### GIVEN TEXT
    • Interface description may use totally different terms than the implementation (if they are simpler)
  • Example: index range lookup
    • Large table of objects in a storage system, split across dozens of servers
    • Table has indexes for looking up objects by certain attributes (name, salary, etc.)
    • IndexLookup class retrieves a range of values in index order
      query = new IndexLookup(table, index, key1, key2);
      while (true) {
          object = query.getNext();
          if (object == null) {
              break;
          }
          ...
      }
      
  • Implementation documentation (comments inside methods):
    • For many methods, not needed
    • For longer methods, document major blocks of code
      • Describe what's happening at a higher level
      • E.g., what does each loop iteration do?
    • Document tricky aspects, non-obvious reasons for code
    • Document dependencies ("if you change this, you better also...")
    • Documenting variables is less important for method local variables (can see all of the uses), but sometimes needed for longer methods or tricky variables.
  • Documenting cross-module design decisions:
    • Example: network protocol
    • Example: how does the system deal with zombie servers?

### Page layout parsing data
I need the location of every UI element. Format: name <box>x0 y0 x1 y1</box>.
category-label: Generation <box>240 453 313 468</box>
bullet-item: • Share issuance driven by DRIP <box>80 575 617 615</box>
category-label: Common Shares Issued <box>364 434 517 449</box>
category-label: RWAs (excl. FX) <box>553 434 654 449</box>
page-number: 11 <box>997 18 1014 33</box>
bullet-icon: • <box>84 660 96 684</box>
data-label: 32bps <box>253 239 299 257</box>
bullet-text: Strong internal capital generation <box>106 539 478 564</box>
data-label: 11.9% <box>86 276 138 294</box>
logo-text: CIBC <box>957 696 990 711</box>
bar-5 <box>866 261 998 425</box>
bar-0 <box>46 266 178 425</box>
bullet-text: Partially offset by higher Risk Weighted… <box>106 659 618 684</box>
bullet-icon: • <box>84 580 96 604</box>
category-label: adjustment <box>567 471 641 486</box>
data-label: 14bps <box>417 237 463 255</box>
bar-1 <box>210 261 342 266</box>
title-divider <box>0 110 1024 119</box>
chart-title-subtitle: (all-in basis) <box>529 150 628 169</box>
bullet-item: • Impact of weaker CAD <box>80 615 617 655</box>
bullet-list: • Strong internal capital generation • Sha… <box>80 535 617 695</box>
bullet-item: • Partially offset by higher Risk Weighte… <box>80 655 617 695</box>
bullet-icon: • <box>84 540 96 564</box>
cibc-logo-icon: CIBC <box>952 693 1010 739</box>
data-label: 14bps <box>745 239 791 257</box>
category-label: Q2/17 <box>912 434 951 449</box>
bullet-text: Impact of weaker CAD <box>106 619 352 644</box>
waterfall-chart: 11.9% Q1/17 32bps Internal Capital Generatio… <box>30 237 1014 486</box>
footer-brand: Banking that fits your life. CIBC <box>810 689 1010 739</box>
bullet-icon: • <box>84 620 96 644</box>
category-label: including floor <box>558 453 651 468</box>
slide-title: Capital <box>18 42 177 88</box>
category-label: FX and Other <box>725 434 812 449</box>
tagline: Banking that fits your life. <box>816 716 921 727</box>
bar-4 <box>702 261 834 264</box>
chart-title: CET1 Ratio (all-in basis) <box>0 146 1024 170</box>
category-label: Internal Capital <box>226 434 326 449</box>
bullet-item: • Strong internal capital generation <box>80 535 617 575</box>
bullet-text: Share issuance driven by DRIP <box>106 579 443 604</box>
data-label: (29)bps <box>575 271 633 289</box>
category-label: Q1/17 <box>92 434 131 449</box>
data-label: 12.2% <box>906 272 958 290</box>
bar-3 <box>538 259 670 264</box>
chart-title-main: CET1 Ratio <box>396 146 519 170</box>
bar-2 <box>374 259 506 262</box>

### TASK INSTRUCTIONS
1. Decide whether each statement agrees with the text on code documentation above. Answer yes or no for each one and quote the words of the text that decide it.
(a) The IndexLookup class retrieves a range of values in index order.
(b) Comments inside methods are needed for every method.
(c) Documenting local variables in a method is more important than documenting other variables.
2. Carry the text on code documentation forward from its last line, in the same bulleted style.

### EXERCISE RESPONSES
1.
(a) Yes: "IndexLookup class retrieves a range of values in index order"
(b) No: "For many methods, not needed"
(c) No: "Documenting variables is less important for method local variables (can see all of the uses)"

2.
    • Challenging:
      • No single rational place to put the documentation (people won't know where to look for it)
      • Don't want to repeat everywhere
    • One possible approach:
      • Create designNotes file, with various tagged sections
        • "Zombies"
        • "Timing-dependent tests"
      • In the code, just refer to the design notes file:
        // See "Zombies" in designNotes.
        
  • To maximize value of comments:
    • It must be easy for people to find the right documentation at the right time
    • The documentation must get updated as the code changes
  • Techniques:
    • Document each thing exactly once: don't duplicate documentation (it won't get maintained)
      • Use references rather than repeating documentation: "See documentation for xyz method".
    • Put documentation as close as possible to the relevant code
      • Next to variable and method declarations
      • Push in-method documentation down to the tightest enclosing context
    • Don't say anything more in documentation than you need to
      • e.g., don't use comments in one place to describe design decisions elsewhere
      • Higher-level comments are less likely to become obsolete
    • Look for "obvious" locations where people can easily find documentation (see Status example in slides)
  • Most people put off writing comments:
    • "Why waste time writing comments when the code is still changing?"
    • "Once I get the code done, I'll write all the comments"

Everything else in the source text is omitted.